* **Materials provided**
%%

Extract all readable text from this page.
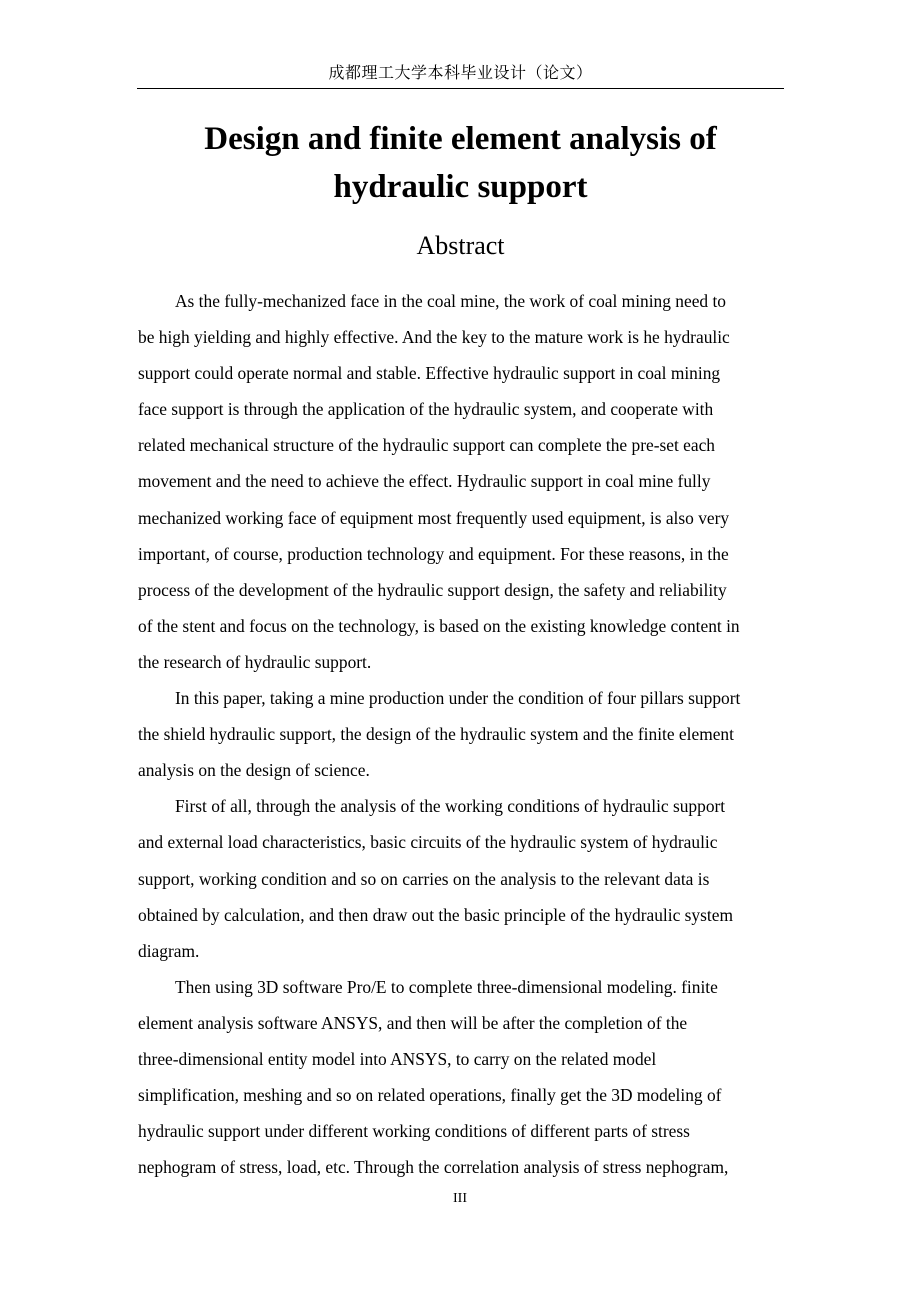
成都理工大学本科毕业设计（论文）
Design and finite element analysis of
hydraulic support
Abstract
As the fully-mechanized face in the coal mine, the work of coal mining need to
be high yielding and highly effective. And the key to the mature work is he hydraulic
support could operate normal and stable. Effective hydraulic support in coal mining
face support is through the application of the hydraulic system, and cooperate with
related mechanical structure of the hydraulic support can complete the pre-set each
movement and the need to achieve the effect. Hydraulic support in coal mine fully
mechanized working face of equipment most frequently used equipment, is also very
important, of course, production technology and equipment. For these reasons, in the
process of the development of the hydraulic support design, the safety and reliability
of the stent and focus on the technology, is based on the existing knowledge content in
the research of hydraulic support.
In this paper, taking a mine production under the condition of four pillars support
the shield hydraulic support, the design of the hydraulic system and the finite element
analysis on the design of science.
First of all, through the analysis of the working conditions of hydraulic support
and external load characteristics, basic circuits of the hydraulic system of hydraulic
support, working condition and so on carries on the analysis to the relevant data is
obtained by calculation, and then draw out the basic principle of the hydraulic system
diagram.
Then using 3D software Pro/E to complete three-dimensional modeling. finite
element analysis software ANSYS, and then will be after the completion of the
three-dimensional entity model into ANSYS, to carry on the related model
simplification, meshing and so on related operations, finally get the 3D modeling of
hydraulic support under different working conditions of different parts of stress
nephogram of stress, load, etc. Through the correlation analysis of stress nephogram,
III
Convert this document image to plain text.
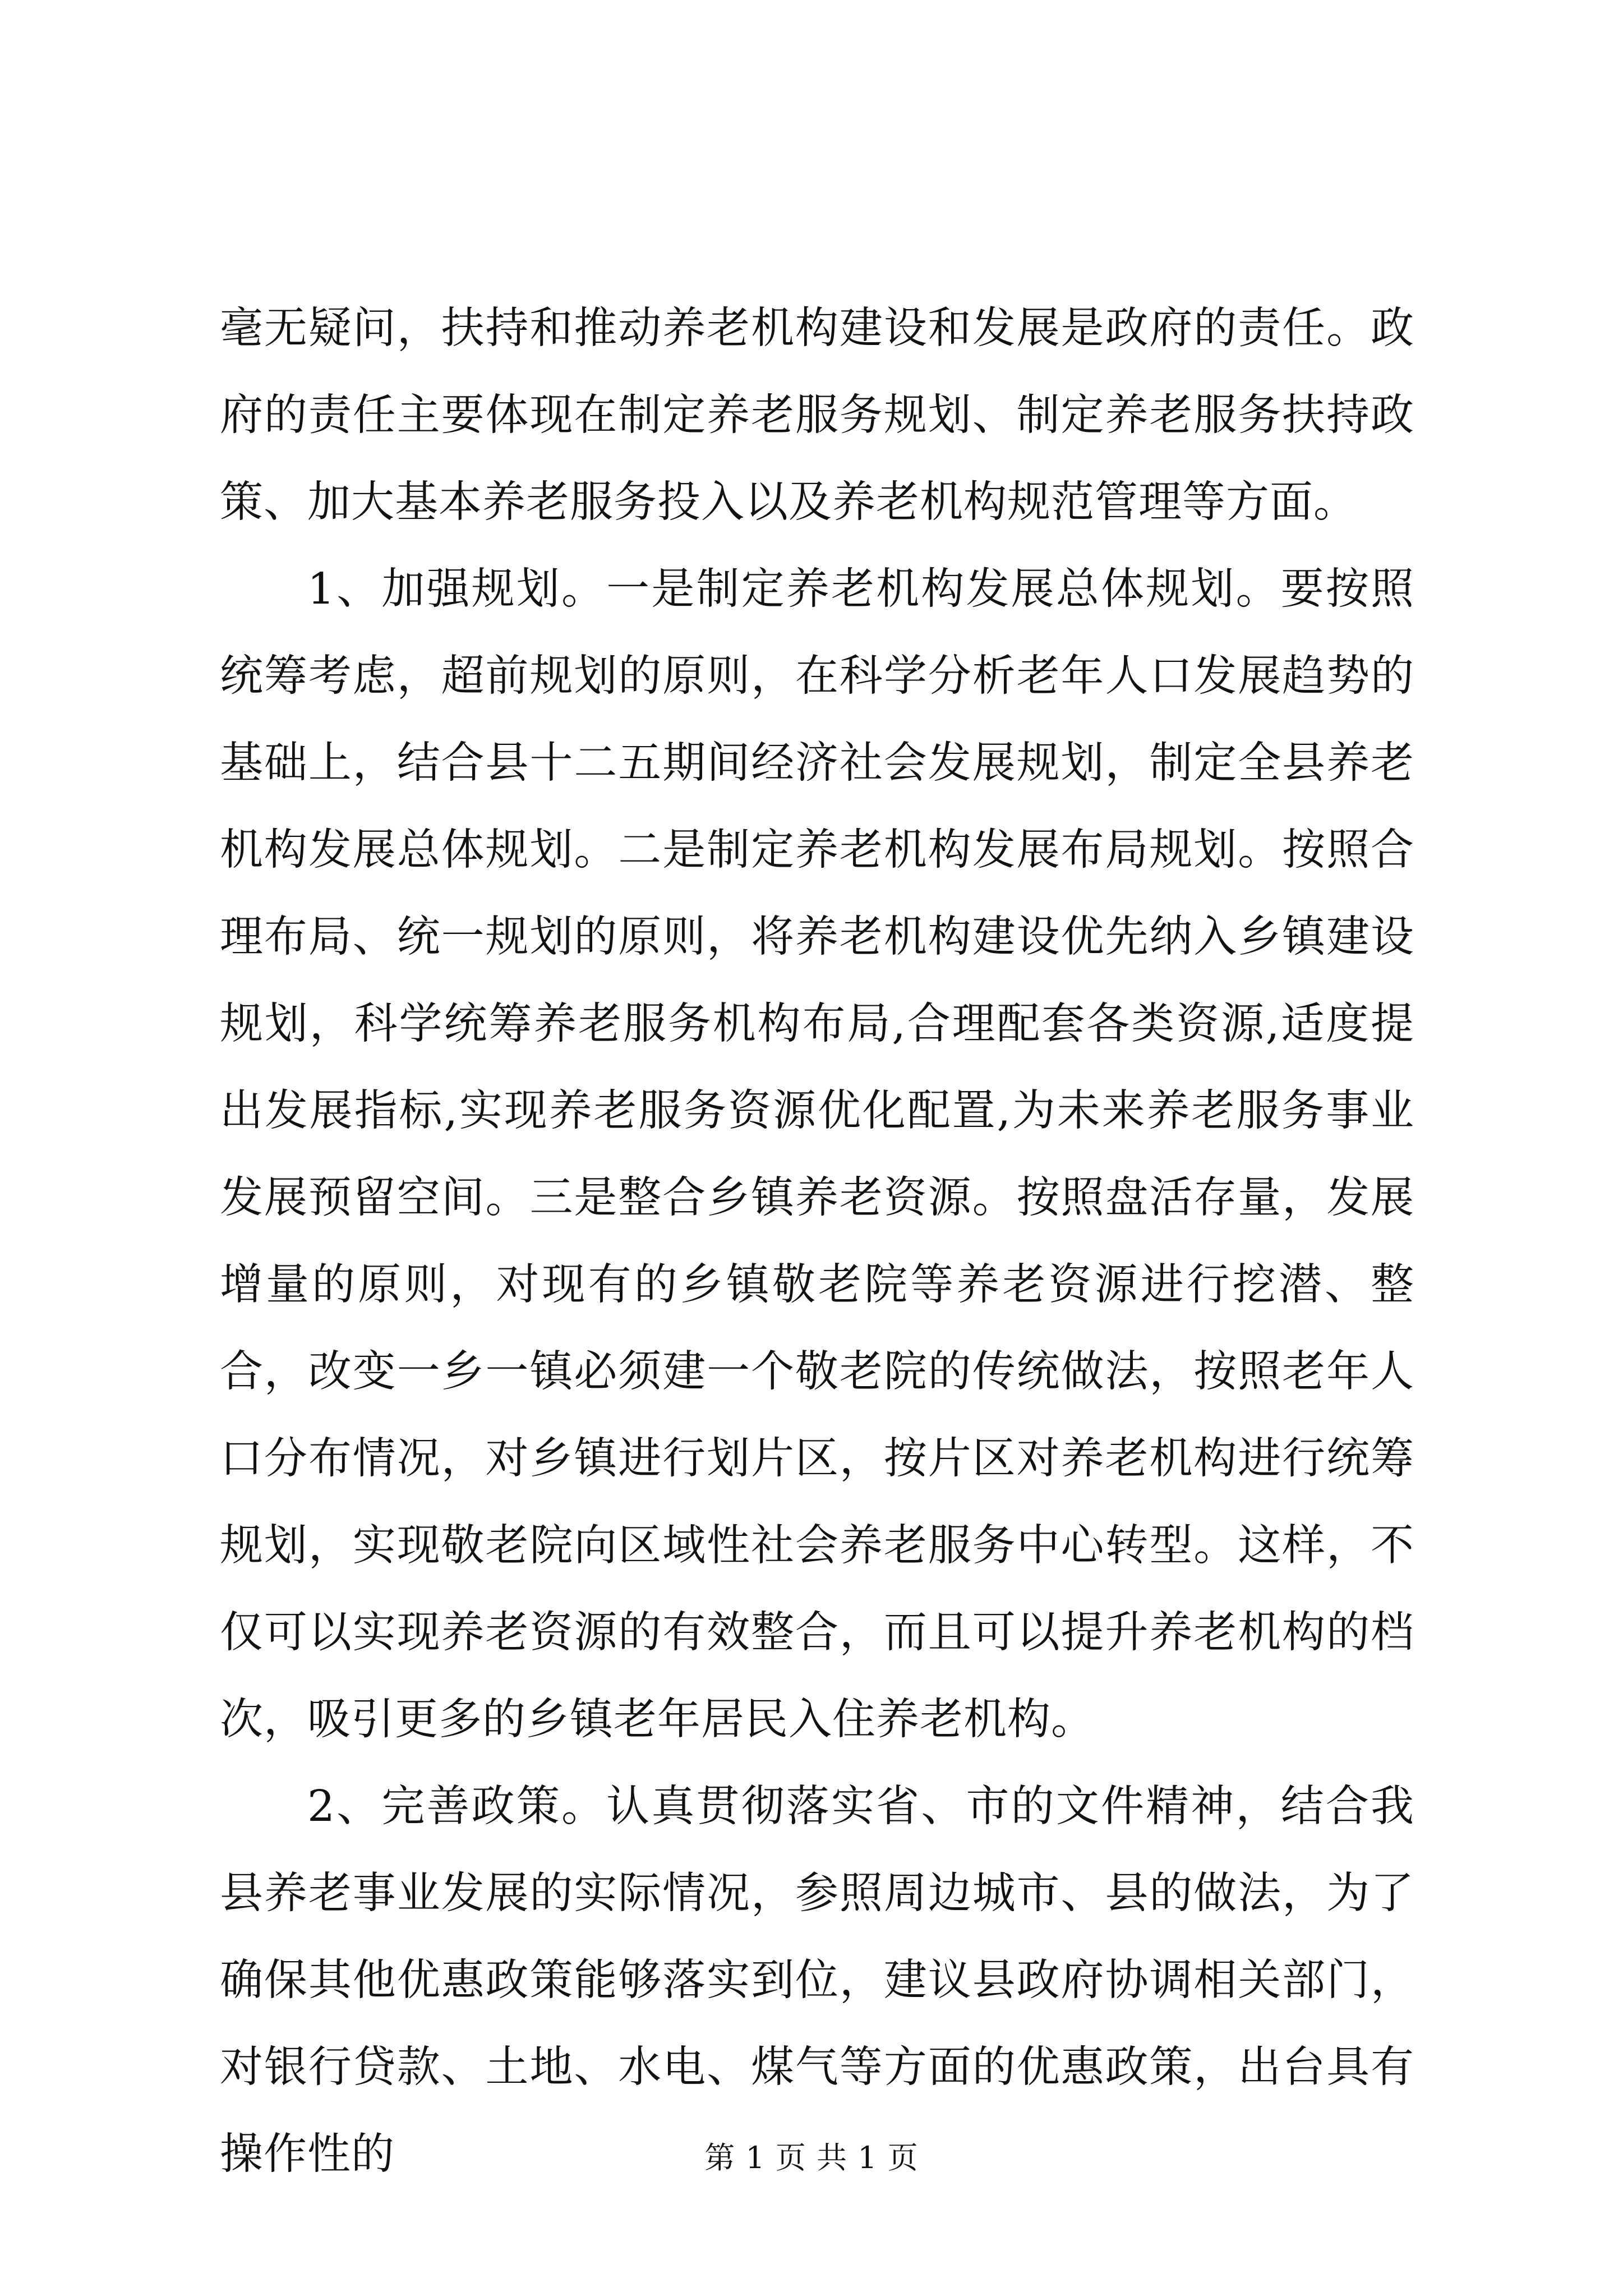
毫无疑问，扶持和推动养老机构建设和发展是政府的责任。政府的责任主要体现在制定养老服务规划、制定养老服务扶持政策、加大基本养老服务投入以及养老机构规范管理等方面。

1、加强规划。一是制定养老机构发展总体规划。要按照统筹考虑，超前规划的原则，在科学分析老年人口发展趋势的基础上，结合县十二五期间经济社会发展规划，制定全县养老机构发展总体规划。二是制定养老机构发展布局规划。按照合理布局、统一规划的原则，将养老机构建设优先纳入乡镇建设规划，科学统筹养老服务机构布局,合理配套各类资源,适度提出发展指标,实现养老服务资源优化配置,为未来养老服务事业发展预留空间。三是整合乡镇养老资源。按照盘活存量，发展增量的原则，对现有的乡镇敬老院等养老资源进行挖潜、整合，改变一乡一镇必须建一个敬老院的传统做法，按照老年人口分布情况，对乡镇进行划片区，按片区对养老机构进行统筹规划，实现敬老院向区域性社会养老服务中心转型。这样，不仅可以实现养老资源的有效整合，而且可以提升养老机构的档次，吸引更多的乡镇老年居民入住养老机构。

2、完善政策。认真贯彻落实省、市的文件精神，结合我县养老事业发展的实际情况，参照周边城市、县的做法，为了确保其他优惠政策能够落实到位，建议县政府协调相关部门，对银行贷款、土地、水电、煤气等方面的优惠政策，出台具有操作性的	第 1 页 共 1 页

%%

* **Instructions for the task**
Output only the lines from the one that contains "Convert this document image to plain text." to the end of the entries above, both end lines included, and drop the pictures.

* **Written response**
Convert this document image to plain text.
毫无疑问，扶持和推动养老机构建设和发展是政府的责任。政府的责任主要体现在制定养老服务规划、制定养老服务扶持政策、加大基本养老服务投入以及养老机构规范管理等方面。

1、加强规划。一是制定养老机构发展总体规划。要按照统筹考虑，超前规划的原则，在科学分析老年人口发展趋势的基础上，结合县十二五期间经济社会发展规划，制定全县养老机构发展总体规划。二是制定养老机构发展布局规划。按照合理布局、统一规划的原则，将养老机构建设优先纳入乡镇建设规划，科学统筹养老服务机构布局,合理配套各类资源,适度提出发展指标,实现养老服务资源优化配置,为未来养老服务事业发展预留空间。三是整合乡镇养老资源。按照盘活存量，发展增量的原则，对现有的乡镇敬老院等养老资源进行挖潜、整合，改变一乡一镇必须建一个敬老院的传统做法，按照老年人口分布情况，对乡镇进行划片区，按片区对养老机构进行统筹规划，实现敬老院向区域性社会养老服务中心转型。这样，不仅可以实现养老资源的有效整合，而且可以提升养老机构的档次，吸引更多的乡镇老年居民入住养老机构。

2、完善政策。认真贯彻落实省、市的文件精神，结合我县养老事业发展的实际情况，参照周边城市、县的做法，为了确保其他优惠政策能够落实到位，建议县政府协调相关部门，对银行贷款、土地、水电、煤气等方面的优惠政策，出台具有操作性的	第 1 页 共 1 页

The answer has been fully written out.